> **PROBLEM**
How many of the lines below hold the word "Trời"? Answer only with the number.

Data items
○ ○ ○ ○

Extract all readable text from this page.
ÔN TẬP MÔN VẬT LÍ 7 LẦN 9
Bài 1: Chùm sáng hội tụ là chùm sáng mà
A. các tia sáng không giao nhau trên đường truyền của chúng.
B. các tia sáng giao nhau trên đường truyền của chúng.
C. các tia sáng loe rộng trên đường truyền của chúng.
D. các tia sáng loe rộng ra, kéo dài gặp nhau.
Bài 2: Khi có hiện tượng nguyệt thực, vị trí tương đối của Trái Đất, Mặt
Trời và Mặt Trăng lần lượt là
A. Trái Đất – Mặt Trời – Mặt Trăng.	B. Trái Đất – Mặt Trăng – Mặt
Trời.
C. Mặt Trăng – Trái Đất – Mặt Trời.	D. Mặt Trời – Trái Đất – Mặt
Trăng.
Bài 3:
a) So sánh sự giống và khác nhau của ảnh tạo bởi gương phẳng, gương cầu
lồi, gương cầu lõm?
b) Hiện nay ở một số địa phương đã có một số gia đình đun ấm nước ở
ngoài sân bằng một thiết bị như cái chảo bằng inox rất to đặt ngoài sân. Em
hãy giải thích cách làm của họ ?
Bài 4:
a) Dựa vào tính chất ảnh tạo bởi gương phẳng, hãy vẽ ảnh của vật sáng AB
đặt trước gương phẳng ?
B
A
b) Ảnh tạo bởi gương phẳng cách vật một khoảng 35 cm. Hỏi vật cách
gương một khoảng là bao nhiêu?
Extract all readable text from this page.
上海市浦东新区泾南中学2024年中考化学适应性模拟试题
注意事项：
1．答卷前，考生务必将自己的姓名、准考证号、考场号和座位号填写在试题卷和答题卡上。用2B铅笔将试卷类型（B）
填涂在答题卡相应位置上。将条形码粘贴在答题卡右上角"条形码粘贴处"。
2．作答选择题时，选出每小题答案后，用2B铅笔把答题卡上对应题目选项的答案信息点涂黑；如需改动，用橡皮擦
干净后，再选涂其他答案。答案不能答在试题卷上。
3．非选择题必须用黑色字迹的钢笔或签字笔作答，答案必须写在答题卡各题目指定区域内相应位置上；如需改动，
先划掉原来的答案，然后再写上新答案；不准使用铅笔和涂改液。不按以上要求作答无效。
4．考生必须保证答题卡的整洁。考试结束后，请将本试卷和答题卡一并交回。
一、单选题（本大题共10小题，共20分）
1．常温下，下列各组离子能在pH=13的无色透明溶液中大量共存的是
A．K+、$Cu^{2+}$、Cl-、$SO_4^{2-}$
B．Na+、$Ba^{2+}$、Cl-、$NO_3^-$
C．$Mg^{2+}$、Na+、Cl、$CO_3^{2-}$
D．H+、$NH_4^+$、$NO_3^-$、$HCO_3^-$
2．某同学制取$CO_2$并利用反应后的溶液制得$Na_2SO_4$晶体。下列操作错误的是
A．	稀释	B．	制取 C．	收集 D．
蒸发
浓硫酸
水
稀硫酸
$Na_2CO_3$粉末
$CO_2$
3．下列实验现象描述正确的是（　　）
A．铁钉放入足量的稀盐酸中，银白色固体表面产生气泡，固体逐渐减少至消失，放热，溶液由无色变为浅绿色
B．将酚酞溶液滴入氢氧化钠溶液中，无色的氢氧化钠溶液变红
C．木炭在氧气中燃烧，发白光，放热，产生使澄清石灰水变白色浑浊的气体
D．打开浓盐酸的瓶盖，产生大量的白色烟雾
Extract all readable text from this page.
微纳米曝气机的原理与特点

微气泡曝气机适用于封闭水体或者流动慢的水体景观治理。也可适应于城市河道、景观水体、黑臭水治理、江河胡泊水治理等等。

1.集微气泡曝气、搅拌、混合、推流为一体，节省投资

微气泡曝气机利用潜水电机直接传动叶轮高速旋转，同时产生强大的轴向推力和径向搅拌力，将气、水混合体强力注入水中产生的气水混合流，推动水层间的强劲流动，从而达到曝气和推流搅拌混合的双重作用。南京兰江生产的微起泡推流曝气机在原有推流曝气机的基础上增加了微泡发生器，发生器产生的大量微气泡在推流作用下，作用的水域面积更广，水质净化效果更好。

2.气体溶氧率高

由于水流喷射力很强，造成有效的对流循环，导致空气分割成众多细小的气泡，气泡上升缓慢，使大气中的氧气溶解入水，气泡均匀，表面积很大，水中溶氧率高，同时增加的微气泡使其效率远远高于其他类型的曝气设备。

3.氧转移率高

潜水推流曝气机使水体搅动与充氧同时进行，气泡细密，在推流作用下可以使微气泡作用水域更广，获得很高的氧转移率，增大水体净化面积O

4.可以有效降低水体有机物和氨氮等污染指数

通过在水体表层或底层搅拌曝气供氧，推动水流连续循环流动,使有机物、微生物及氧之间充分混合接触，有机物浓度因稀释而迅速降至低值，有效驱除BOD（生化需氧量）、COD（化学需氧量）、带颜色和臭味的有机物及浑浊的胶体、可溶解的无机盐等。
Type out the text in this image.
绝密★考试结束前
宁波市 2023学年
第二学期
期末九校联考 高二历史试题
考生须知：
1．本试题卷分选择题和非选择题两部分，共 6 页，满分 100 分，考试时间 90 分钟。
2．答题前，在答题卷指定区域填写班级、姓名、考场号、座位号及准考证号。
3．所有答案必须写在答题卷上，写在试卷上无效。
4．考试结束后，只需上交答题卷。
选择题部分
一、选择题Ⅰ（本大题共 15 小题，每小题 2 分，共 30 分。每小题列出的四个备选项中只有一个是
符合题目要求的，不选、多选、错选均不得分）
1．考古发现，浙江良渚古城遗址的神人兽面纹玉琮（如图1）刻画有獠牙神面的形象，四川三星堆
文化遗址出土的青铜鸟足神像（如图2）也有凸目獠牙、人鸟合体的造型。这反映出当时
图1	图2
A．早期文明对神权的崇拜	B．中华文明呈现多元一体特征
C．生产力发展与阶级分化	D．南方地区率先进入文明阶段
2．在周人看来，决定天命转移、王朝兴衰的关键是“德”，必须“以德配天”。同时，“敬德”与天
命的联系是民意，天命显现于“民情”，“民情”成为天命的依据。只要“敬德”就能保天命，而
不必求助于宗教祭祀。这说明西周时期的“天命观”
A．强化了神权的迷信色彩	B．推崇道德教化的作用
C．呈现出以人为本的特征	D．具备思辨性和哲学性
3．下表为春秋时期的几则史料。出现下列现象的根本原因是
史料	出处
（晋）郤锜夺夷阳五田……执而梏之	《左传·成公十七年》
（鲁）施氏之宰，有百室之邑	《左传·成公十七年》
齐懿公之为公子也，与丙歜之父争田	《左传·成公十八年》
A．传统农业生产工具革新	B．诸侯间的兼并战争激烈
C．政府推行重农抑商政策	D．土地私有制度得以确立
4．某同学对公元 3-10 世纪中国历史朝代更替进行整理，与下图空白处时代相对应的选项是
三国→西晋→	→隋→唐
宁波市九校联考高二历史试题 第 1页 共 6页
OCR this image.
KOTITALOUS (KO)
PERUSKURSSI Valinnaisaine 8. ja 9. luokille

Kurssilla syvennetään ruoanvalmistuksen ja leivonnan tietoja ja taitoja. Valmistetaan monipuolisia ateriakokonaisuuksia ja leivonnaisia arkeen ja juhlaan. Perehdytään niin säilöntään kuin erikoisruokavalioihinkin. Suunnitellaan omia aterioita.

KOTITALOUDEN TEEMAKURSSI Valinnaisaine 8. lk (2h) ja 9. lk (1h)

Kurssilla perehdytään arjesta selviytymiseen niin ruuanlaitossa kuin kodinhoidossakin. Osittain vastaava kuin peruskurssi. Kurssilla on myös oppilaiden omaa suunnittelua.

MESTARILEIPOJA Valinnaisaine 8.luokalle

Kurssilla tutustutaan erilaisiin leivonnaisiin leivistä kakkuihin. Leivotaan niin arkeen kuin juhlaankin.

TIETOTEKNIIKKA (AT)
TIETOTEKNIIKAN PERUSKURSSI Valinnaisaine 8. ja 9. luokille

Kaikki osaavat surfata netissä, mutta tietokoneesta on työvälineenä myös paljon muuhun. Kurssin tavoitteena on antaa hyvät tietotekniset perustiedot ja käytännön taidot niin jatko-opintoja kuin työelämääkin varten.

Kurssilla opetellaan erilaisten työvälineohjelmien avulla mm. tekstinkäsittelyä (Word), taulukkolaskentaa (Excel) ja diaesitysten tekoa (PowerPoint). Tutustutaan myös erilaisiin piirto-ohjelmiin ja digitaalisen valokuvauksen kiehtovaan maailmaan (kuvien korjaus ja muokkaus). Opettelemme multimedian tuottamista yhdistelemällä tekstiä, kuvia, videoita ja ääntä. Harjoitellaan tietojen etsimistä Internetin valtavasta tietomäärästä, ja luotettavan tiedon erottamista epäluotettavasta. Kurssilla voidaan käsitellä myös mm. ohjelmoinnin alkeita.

○ ○ ○ ○

> **OUTPUT FOR THIS EXERCISE**
4